■ **EXERCISE INSTRUCTIONS**
Pick out every line in the data below that holds "text".

○ ○ ○

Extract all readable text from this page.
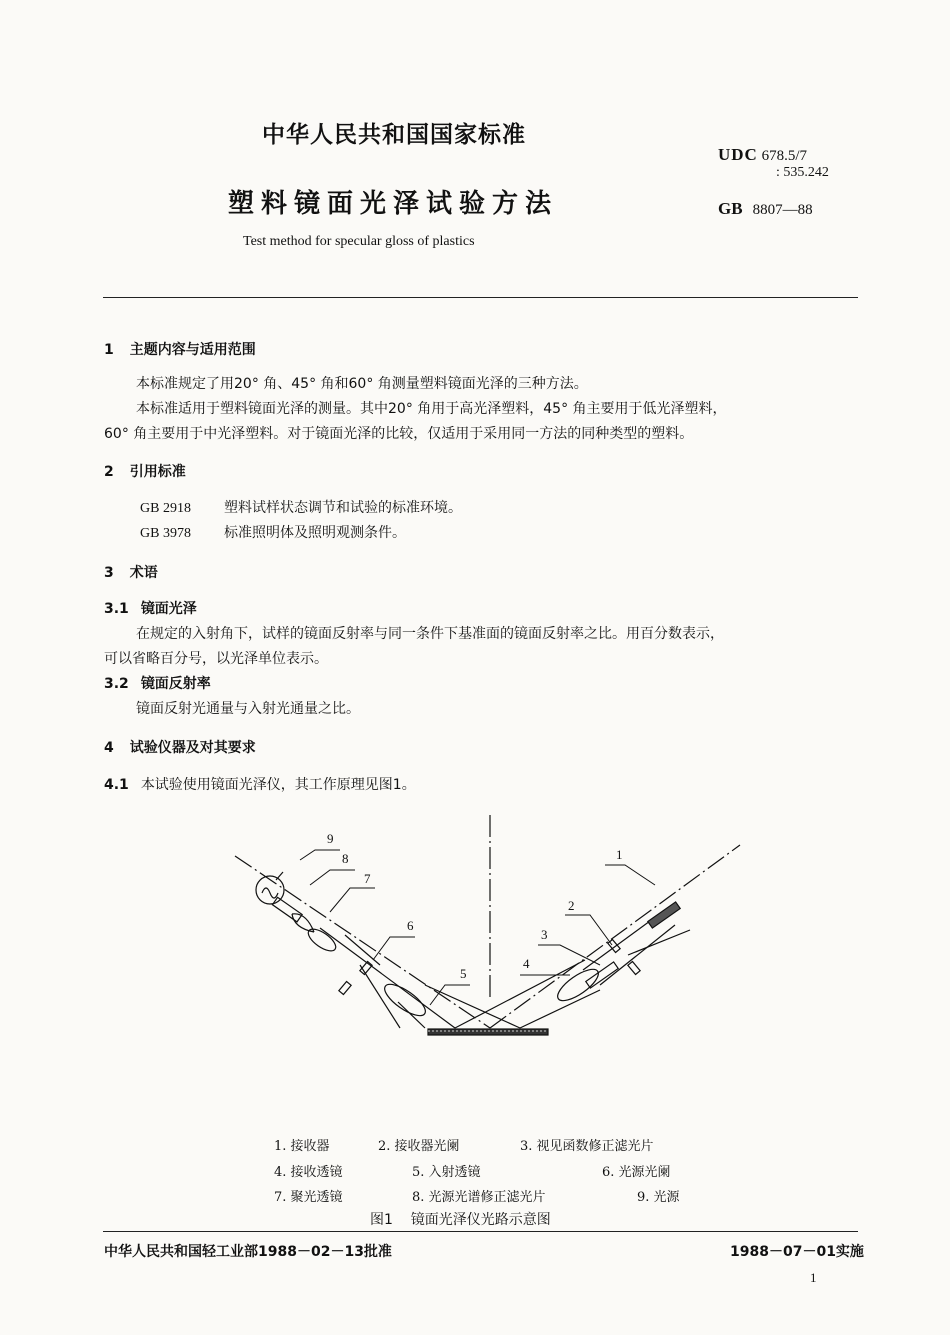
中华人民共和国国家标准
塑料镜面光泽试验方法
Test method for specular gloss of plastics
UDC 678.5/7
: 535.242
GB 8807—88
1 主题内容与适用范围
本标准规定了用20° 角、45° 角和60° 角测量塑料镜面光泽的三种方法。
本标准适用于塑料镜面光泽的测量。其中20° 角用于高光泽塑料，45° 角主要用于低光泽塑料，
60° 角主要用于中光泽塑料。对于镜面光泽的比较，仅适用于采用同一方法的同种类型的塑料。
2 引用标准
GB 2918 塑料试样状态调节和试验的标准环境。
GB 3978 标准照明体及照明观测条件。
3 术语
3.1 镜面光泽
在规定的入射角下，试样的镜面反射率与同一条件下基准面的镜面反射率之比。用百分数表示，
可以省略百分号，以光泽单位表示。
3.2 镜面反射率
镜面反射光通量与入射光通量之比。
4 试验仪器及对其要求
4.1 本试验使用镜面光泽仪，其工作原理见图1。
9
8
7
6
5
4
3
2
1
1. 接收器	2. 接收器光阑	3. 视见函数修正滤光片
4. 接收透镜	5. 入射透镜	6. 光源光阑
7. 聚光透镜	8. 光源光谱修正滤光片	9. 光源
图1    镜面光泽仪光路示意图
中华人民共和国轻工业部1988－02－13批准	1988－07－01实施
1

○ ○ ○

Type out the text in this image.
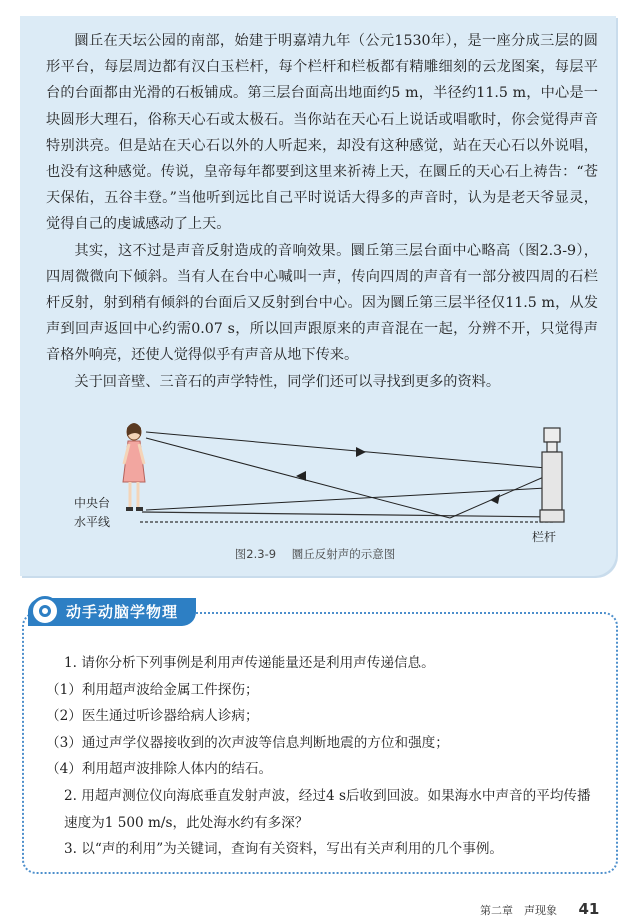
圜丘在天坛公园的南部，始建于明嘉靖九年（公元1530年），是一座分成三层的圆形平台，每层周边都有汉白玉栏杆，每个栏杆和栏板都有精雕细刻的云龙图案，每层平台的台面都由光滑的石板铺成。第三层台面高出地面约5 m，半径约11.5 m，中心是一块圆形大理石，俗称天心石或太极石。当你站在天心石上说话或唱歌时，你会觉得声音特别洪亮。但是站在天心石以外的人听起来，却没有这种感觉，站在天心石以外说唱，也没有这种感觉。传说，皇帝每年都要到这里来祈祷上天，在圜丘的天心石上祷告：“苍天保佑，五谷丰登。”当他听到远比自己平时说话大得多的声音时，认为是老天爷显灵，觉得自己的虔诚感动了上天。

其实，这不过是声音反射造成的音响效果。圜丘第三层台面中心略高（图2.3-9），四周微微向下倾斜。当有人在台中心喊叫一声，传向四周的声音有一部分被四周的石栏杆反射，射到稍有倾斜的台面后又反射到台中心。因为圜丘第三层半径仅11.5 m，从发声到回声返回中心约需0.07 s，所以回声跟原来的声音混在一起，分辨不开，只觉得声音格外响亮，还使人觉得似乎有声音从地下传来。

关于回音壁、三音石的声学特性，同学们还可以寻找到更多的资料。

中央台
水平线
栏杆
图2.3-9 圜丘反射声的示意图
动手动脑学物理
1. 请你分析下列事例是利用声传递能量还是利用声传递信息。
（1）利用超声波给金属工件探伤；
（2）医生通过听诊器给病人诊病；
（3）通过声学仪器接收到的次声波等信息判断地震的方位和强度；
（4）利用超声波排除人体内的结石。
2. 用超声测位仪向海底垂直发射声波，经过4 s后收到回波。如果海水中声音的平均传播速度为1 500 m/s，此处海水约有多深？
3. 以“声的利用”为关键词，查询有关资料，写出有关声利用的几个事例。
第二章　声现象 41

○ ○ ○

■ **OUTPUT FOR THIS TASK**
Extract all readable text from this page.
Type out the text in this image.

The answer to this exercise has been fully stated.